[REQUIRED TASK]:
Lines containing "Output" are to be counted. Give the number and nothing more.

- - -

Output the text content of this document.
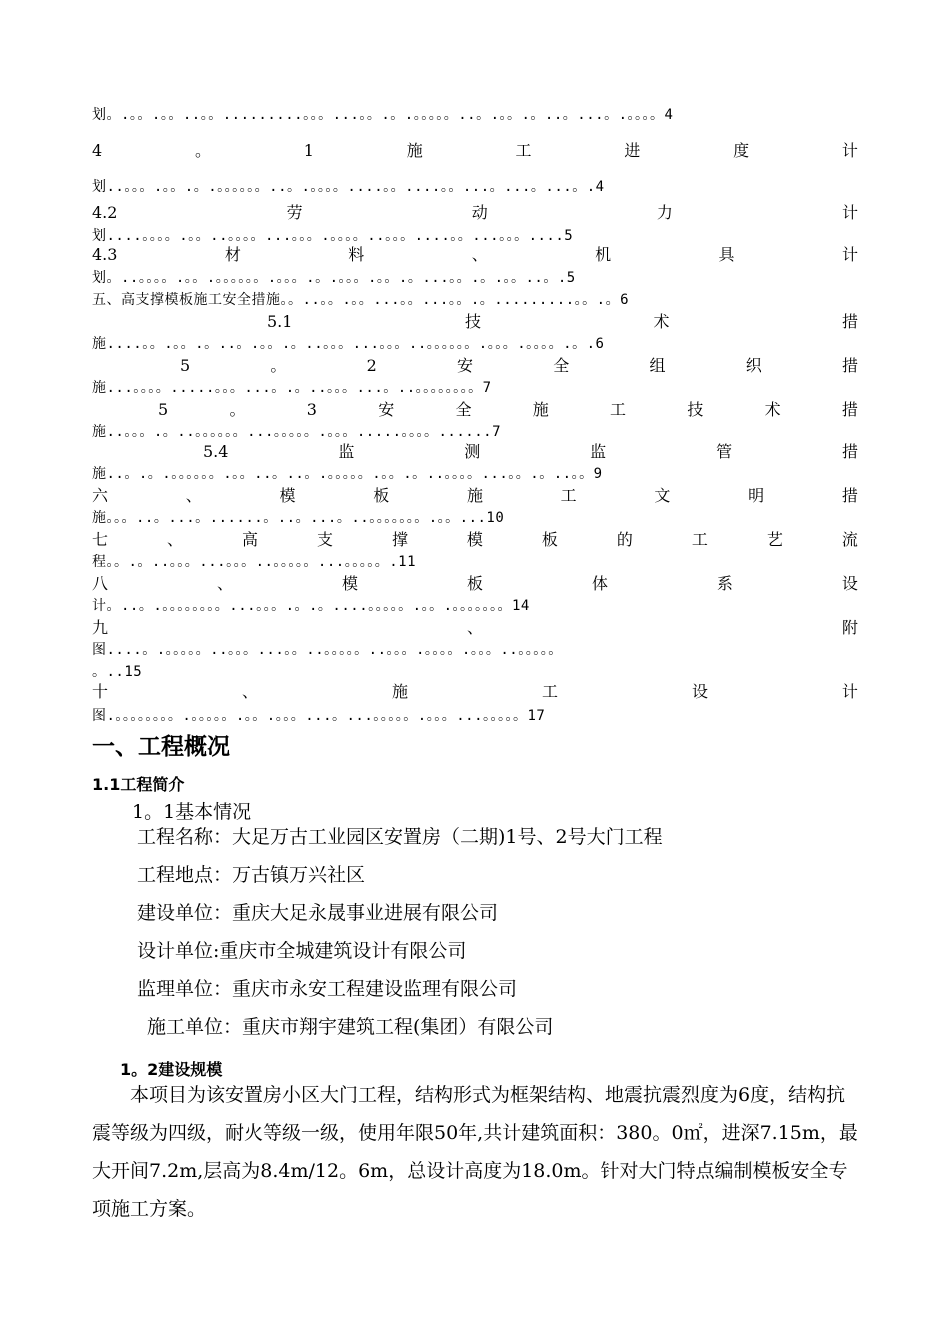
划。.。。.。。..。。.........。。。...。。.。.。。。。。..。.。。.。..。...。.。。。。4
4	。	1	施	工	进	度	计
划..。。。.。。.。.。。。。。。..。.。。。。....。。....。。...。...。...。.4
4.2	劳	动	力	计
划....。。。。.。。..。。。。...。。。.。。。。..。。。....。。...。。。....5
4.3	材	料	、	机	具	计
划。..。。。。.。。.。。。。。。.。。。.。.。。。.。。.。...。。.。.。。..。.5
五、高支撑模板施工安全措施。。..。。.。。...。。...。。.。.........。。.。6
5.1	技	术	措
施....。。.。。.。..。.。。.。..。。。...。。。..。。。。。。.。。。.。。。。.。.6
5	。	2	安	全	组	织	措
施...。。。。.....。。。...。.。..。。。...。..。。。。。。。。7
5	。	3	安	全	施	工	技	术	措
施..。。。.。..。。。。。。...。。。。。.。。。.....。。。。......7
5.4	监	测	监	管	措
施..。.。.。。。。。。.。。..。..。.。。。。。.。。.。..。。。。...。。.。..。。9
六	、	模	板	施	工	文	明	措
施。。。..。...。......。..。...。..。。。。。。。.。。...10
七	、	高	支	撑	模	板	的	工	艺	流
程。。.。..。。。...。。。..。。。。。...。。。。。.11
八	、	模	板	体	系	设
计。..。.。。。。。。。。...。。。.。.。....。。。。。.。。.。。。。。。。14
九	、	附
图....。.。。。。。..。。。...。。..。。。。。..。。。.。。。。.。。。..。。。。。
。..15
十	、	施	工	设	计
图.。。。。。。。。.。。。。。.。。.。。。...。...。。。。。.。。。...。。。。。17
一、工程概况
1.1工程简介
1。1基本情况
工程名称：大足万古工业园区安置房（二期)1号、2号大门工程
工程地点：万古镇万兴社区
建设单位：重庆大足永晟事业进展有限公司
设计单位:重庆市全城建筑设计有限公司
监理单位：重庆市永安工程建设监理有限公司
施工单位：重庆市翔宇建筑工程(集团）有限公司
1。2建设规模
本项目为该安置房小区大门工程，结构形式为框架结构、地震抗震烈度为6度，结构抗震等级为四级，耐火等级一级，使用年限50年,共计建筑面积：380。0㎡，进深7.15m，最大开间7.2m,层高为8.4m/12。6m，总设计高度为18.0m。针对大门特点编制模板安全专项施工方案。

- - -

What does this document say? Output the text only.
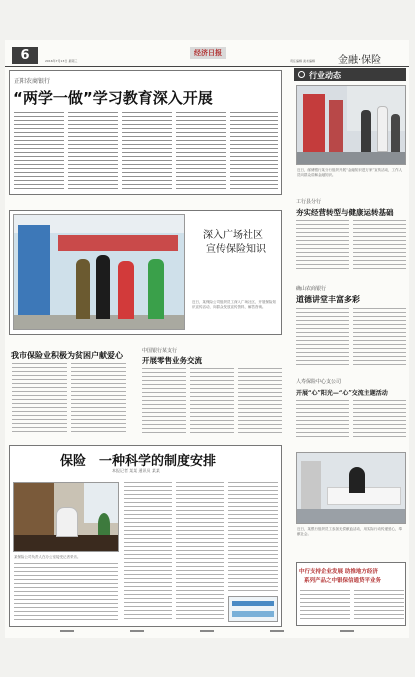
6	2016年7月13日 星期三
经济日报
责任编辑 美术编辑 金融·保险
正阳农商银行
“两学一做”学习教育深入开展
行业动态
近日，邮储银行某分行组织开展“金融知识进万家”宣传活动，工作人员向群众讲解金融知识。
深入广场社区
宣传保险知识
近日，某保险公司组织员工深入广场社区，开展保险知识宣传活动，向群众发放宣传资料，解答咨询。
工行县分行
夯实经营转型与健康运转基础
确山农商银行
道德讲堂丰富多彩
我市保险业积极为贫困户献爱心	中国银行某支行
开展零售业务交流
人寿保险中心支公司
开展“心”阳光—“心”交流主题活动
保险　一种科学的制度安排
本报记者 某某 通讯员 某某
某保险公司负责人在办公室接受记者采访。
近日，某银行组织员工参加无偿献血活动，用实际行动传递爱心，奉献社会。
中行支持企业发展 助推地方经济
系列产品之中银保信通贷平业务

- - -

[RESULT BELOW]:
2